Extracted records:
——————————
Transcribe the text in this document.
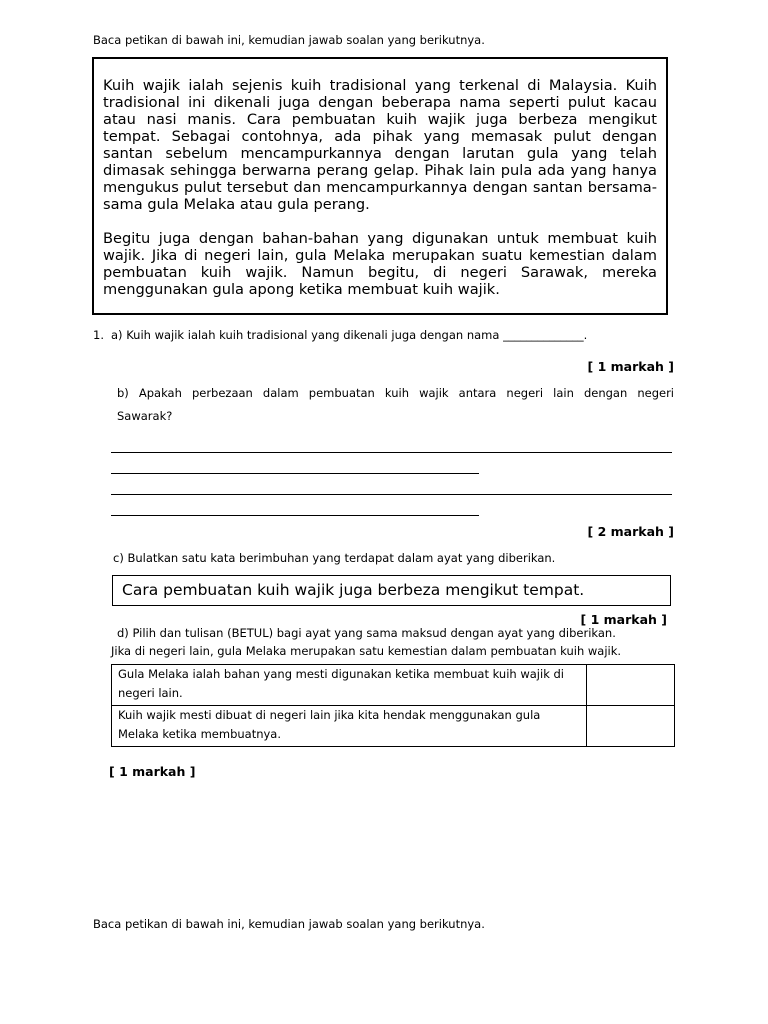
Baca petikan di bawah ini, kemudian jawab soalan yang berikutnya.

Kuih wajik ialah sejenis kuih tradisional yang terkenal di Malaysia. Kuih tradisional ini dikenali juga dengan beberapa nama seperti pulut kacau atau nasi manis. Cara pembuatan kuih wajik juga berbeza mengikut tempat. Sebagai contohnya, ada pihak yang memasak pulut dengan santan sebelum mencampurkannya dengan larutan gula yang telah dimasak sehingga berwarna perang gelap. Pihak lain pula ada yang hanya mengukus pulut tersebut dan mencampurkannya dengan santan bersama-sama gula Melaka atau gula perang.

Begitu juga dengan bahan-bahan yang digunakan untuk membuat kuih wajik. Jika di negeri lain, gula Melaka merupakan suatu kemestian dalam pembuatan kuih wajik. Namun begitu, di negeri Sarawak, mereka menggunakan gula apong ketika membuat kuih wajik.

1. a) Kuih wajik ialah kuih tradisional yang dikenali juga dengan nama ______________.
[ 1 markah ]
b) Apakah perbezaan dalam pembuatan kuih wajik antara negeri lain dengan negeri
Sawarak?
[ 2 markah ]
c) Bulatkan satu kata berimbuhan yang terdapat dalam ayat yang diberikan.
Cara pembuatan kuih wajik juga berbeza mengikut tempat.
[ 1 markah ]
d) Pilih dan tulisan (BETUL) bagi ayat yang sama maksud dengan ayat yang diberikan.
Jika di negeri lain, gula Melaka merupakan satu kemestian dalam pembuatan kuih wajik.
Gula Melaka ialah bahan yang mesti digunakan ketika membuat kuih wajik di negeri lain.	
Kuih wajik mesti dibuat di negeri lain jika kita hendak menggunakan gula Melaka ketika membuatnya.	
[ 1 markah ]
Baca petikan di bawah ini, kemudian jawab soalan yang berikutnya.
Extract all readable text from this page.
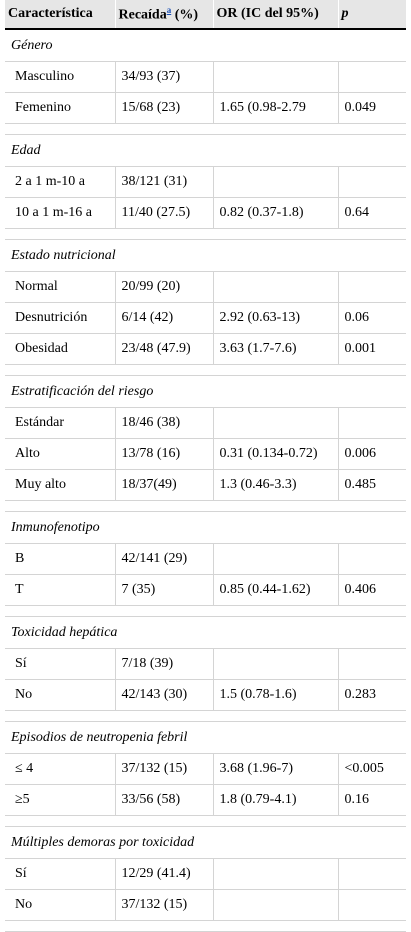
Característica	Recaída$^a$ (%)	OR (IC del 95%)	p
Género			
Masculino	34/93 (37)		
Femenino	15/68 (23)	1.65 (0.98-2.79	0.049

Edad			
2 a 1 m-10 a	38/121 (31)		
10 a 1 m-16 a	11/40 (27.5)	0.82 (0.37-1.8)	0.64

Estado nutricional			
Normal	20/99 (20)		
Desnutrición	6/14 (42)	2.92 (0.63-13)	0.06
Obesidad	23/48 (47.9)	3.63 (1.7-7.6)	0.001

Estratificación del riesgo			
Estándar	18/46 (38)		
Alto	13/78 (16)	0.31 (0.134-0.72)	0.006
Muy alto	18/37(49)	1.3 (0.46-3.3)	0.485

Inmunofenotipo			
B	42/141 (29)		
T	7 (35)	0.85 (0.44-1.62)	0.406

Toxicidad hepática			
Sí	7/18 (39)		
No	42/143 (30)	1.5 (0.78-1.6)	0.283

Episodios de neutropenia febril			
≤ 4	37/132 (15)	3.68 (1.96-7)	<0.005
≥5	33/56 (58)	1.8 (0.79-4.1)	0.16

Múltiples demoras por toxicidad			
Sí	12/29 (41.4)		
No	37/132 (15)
——————————
◆ TASK REQUIREMENTS: Transcribe the preceding listing in its entirety and with exact wording, leaving out pictures.

◆ PROBLEM SOLUTION:
Transcribe the text in this document.
Baca petikan di bawah ini, kemudian jawab soalan yang berikutnya.

Kuih wajik ialah sejenis kuih tradisional yang terkenal di Malaysia. Kuih tradisional ini dikenali juga dengan beberapa nama seperti pulut kacau atau nasi manis. Cara pembuatan kuih wajik juga berbeza mengikut tempat. Sebagai contohnya, ada pihak yang memasak pulut dengan santan sebelum mencampurkannya dengan larutan gula yang telah dimasak sehingga berwarna perang gelap. Pihak lain pula ada yang hanya mengukus pulut tersebut dan mencampurkannya dengan santan bersama-sama gula Melaka atau gula perang.

Begitu juga dengan bahan-bahan yang digunakan untuk membuat kuih wajik. Jika di negeri lain, gula Melaka merupakan suatu kemestian dalam pembuatan kuih wajik. Namun begitu, di negeri Sarawak, mereka menggunakan gula apong ketika membuat kuih wajik.

1. a) Kuih wajik ialah kuih tradisional yang dikenali juga dengan nama ______________.
[ 1 markah ]
b) Apakah perbezaan dalam pembuatan kuih wajik antara negeri lain dengan negeri
Sawarak?
[ 2 markah ]
c) Bulatkan satu kata berimbuhan yang terdapat dalam ayat yang diberikan.
Cara pembuatan kuih wajik juga berbeza mengikut tempat.
[ 1 markah ]
d) Pilih dan tulisan (BETUL) bagi ayat yang sama maksud dengan ayat yang diberikan.
Jika di negeri lain, gula Melaka merupakan satu kemestian dalam pembuatan kuih wajik.
Gula Melaka ialah bahan yang mesti digunakan ketika membuat kuih wajik di negeri lain.	
Kuih wajik mesti dibuat di negeri lain jika kita hendak menggunakan gula Melaka ketika membuatnya.	
[ 1 markah ]
Baca petikan di bawah ini, kemudian jawab soalan yang berikutnya.
Extract all readable text from this page.
Característica	Recaída$^a$ (%)	OR (IC del 95%)	p
Género			
Masculino	34/93 (37)		
Femenino	15/68 (23)	1.65 (0.98-2.79	0.049

Edad			
2 a 1 m-10 a	38/121 (31)		
10 a 1 m-16 a	11/40 (27.5)	0.82 (0.37-1.8)	0.64

Estado nutricional			
Normal	20/99 (20)		
Desnutrición	6/14 (42)	2.92 (0.63-13)	0.06
Obesidad	23/48 (47.9)	3.63 (1.7-7.6)	0.001

Estratificación del riesgo			
Estándar	18/46 (38)		
Alto	13/78 (16)	0.31 (0.134-0.72)	0.006
Muy alto	18/37(49)	1.3 (0.46-3.3)	0.485

Inmunofenotipo			
B	42/141 (29)		
T	7 (35)	0.85 (0.44-1.62)	0.406

Toxicidad hepática			
Sí	7/18 (39)		
No	42/143 (30)	1.5 (0.78-1.6)	0.283

Episodios de neutropenia febril			
≤ 4	37/132 (15)	3.68 (1.96-7)	<0.005
≥5	33/56 (58)	1.8 (0.79-4.1)	0.16

Múltiples demoras por toxicidad			
Sí	12/29 (41.4)		
No	37/132 (15)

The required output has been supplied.